# [SUPPLIED DATA]
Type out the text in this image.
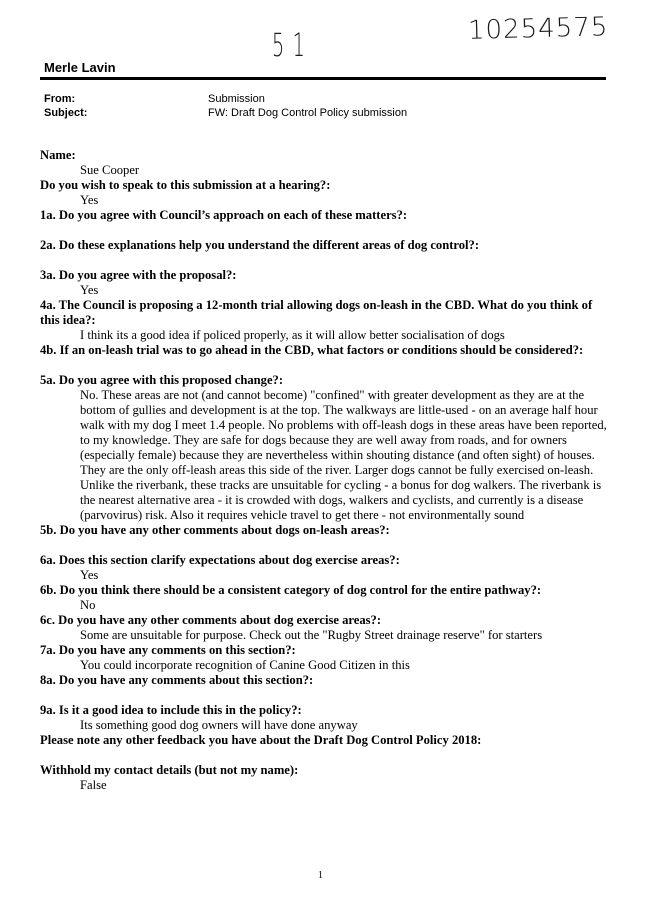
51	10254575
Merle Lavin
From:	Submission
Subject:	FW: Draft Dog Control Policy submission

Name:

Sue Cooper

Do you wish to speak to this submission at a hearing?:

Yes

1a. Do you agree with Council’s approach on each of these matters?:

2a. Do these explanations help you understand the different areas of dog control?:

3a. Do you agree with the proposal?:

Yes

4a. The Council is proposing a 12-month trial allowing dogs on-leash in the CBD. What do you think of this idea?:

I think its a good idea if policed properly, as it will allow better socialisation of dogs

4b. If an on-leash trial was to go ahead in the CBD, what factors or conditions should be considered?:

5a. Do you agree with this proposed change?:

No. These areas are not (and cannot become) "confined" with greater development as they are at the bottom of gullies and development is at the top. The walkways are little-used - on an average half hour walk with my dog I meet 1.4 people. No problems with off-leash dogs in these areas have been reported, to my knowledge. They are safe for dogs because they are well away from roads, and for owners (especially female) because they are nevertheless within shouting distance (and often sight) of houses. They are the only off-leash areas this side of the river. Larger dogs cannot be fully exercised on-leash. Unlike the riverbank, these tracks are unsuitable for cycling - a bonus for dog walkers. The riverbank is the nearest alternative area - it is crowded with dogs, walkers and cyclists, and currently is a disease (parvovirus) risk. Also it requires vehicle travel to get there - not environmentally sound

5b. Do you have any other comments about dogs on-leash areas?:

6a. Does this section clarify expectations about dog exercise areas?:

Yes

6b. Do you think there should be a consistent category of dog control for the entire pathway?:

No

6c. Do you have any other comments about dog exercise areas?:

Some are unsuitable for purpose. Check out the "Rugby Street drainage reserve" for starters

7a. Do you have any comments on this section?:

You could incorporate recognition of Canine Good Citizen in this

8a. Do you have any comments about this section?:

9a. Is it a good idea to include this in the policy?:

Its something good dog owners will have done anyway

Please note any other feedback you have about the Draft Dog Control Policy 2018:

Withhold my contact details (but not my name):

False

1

==

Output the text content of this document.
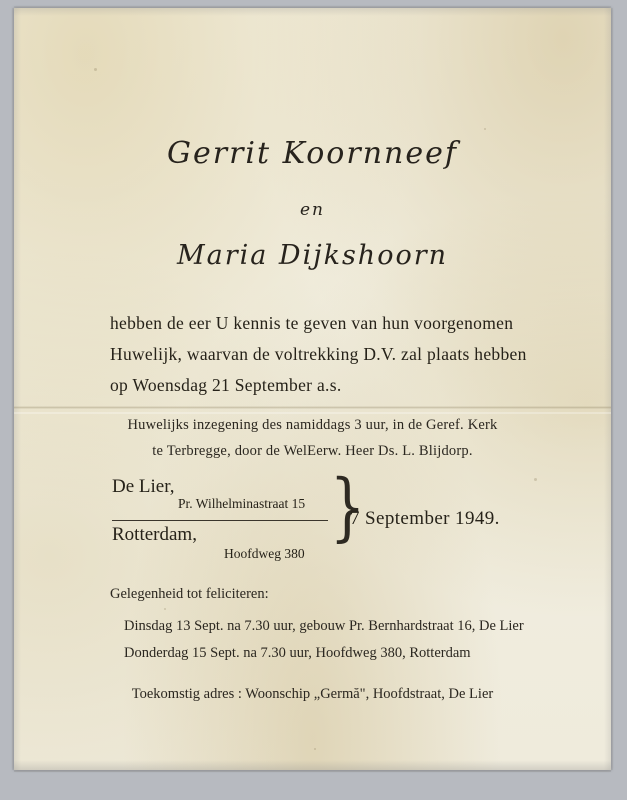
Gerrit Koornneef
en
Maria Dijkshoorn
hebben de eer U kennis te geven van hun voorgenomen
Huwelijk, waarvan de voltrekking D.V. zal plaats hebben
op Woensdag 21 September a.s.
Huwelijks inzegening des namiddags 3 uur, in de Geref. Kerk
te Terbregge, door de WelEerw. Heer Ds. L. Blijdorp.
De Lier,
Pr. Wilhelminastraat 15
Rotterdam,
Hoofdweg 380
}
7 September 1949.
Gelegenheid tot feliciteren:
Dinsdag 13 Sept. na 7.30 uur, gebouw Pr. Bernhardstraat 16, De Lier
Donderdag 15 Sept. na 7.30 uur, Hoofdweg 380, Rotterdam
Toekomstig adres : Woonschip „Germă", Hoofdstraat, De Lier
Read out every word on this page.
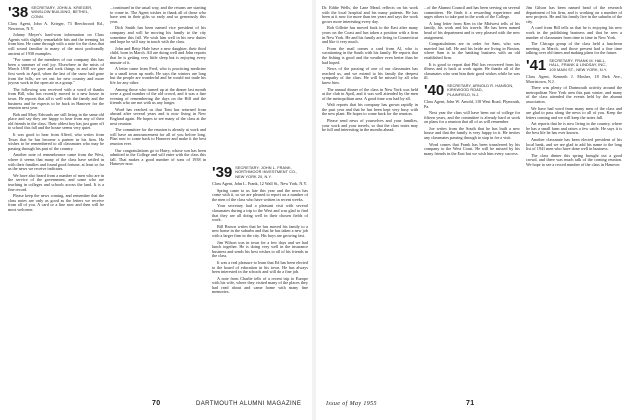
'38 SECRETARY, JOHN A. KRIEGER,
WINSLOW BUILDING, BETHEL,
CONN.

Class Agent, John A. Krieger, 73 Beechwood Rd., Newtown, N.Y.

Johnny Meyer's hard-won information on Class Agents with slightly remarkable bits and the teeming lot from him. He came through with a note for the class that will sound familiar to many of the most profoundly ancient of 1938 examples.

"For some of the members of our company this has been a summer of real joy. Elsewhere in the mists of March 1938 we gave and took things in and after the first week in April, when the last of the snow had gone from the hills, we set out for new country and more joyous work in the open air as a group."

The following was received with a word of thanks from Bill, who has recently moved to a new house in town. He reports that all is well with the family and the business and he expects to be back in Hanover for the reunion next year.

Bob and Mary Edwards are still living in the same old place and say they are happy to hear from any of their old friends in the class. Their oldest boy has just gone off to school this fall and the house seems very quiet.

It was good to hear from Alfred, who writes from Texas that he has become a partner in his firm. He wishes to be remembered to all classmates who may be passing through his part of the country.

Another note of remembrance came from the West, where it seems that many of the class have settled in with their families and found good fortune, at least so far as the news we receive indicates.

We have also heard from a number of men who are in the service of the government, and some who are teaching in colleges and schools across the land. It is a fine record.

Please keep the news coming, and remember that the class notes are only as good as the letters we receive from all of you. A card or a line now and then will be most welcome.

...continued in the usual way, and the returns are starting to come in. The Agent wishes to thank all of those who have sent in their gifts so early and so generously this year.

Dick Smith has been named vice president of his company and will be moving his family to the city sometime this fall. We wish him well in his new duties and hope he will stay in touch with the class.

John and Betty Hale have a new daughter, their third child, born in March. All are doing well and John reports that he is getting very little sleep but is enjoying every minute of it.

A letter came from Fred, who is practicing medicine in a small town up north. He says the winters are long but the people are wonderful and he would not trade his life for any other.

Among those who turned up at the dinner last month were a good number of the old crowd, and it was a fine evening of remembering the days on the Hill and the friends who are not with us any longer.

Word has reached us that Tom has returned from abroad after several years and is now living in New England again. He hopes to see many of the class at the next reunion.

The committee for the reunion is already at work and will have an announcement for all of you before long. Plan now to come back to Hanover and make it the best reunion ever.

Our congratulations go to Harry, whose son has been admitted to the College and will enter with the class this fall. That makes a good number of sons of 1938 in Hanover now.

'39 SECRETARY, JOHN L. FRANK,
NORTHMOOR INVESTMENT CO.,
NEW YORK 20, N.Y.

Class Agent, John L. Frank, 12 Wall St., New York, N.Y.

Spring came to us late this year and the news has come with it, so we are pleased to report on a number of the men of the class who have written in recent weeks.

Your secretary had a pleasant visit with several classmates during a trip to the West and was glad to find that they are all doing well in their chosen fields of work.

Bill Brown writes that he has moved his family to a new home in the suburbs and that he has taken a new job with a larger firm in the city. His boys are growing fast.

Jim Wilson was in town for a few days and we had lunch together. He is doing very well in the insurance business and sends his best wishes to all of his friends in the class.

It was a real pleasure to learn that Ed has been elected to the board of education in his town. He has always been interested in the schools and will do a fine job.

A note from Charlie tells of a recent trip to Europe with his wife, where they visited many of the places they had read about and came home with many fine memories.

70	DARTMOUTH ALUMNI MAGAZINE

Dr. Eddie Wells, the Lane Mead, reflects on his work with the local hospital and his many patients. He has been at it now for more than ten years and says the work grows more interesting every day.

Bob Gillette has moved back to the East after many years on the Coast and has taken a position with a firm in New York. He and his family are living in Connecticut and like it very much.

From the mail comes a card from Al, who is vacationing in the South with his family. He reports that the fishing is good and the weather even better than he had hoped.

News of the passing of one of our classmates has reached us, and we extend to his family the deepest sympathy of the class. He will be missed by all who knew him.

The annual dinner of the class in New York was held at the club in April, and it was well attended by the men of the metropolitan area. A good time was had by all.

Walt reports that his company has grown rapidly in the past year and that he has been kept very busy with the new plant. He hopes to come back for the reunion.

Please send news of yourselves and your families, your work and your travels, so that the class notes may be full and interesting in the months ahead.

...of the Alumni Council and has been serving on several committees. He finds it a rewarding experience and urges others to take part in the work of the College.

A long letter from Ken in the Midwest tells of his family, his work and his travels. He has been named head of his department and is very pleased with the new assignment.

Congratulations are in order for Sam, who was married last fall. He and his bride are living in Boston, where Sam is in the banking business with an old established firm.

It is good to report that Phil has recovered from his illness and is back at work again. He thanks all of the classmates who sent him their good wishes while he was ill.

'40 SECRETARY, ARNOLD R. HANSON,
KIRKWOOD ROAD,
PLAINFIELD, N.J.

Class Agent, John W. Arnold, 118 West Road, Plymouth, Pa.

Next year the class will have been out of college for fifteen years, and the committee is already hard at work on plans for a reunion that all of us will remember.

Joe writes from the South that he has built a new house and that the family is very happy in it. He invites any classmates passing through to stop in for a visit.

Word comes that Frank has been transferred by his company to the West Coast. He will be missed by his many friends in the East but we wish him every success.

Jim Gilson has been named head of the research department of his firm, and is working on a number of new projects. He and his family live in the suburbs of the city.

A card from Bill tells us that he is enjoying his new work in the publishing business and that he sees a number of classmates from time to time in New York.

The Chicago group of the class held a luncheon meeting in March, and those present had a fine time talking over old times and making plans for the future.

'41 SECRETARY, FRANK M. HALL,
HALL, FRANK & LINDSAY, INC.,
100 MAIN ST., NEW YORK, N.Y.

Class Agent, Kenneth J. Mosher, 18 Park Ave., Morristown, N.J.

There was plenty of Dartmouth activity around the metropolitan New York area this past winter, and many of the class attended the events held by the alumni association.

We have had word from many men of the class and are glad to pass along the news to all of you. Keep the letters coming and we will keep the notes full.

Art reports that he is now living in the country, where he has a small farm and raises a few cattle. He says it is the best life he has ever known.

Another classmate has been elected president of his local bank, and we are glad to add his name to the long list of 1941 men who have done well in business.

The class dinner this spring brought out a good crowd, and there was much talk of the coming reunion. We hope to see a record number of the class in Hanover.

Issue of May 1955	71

# [YOUR TASK]
Count each line above with "seems"; write only the number.

# [ANSWER TO THIS TASK]
2